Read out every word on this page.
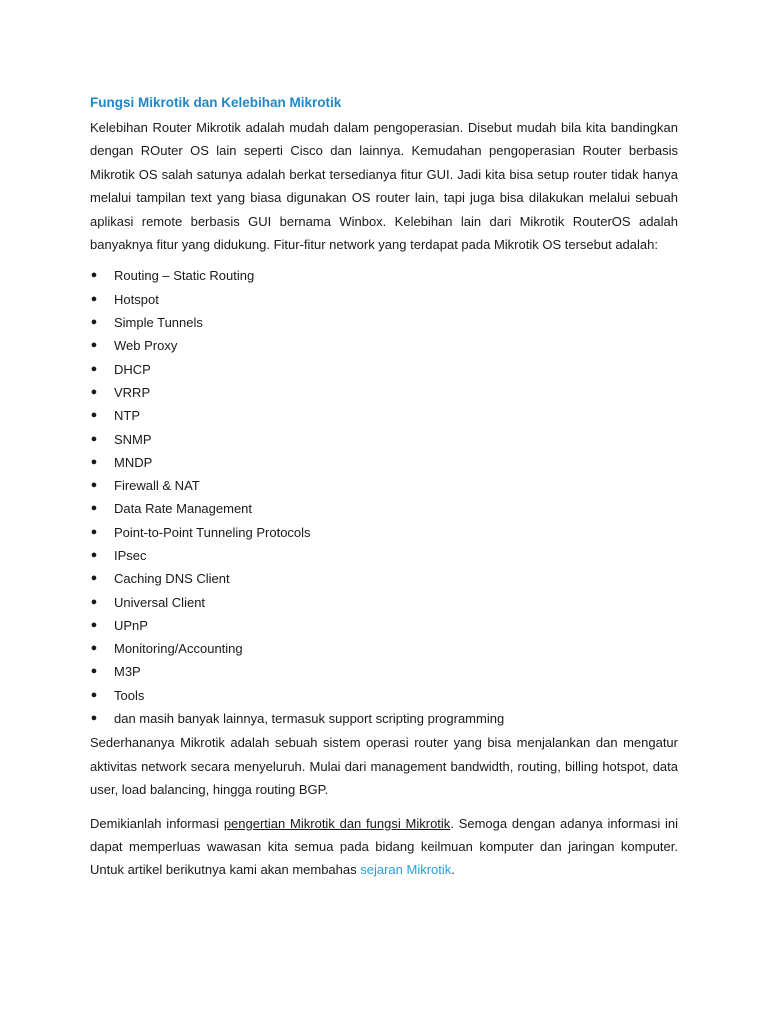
Fungsi Mikrotik dan Kelebihan Mikrotik

Kelebihan Router Mikrotik adalah mudah dalam pengoperasian. Disebut mudah bila kita bandingkan dengan ROuter OS lain seperti Cisco dan lainnya. Kemudahan pengoperasian Router berbasis Mikrotik OS salah satunya adalah berkat tersedianya fitur GUI. Jadi kita bisa setup router tidak hanya melalui tampilan text yang biasa digunakan OS router lain, tapi juga bisa dilakukan melalui sebuah aplikasi remote berbasis GUI bernama Winbox. Kelebihan lain dari Mikrotik RouterOS adalah banyaknya fitur yang didukung. Fitur-fitur network yang terdapat pada Mikrotik OS tersebut adalah:

● Routing – Static Routing
● Hotspot
● Simple Tunnels
● Web Proxy
● DHCP
● VRRP
● NTP
● SNMP
● MNDP
● Firewall & NAT
● Data Rate Management
● Point-to-Point Tunneling Protocols
● IPsec
● Caching DNS Client
● Universal Client
● UPnP
● Monitoring/Accounting
● M3P
● Tools
● dan masih banyak lainnya, termasuk support scripting programming

Sederhananya Mikrotik adalah sebuah sistem operasi router yang bisa menjalankan dan mengatur aktivitas network secara menyeluruh. Mulai dari management bandwidth, routing, billing hotspot, data user, load balancing, hingga routing BGP.

Demikianlah informasi pengertian Mikrotik dan fungsi Mikrotik. Semoga dengan adanya informasi ini dapat memperluas wawasan kita semua pada bidang keilmuan komputer dan jaringan komputer. Untuk artikel berikutnya kami akan membahas sejaran Mikrotik.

> [To be done] From the entries above, copy every line containing the word "Client".

> [Solved problem]
● Caching DNS Client
● Universal Client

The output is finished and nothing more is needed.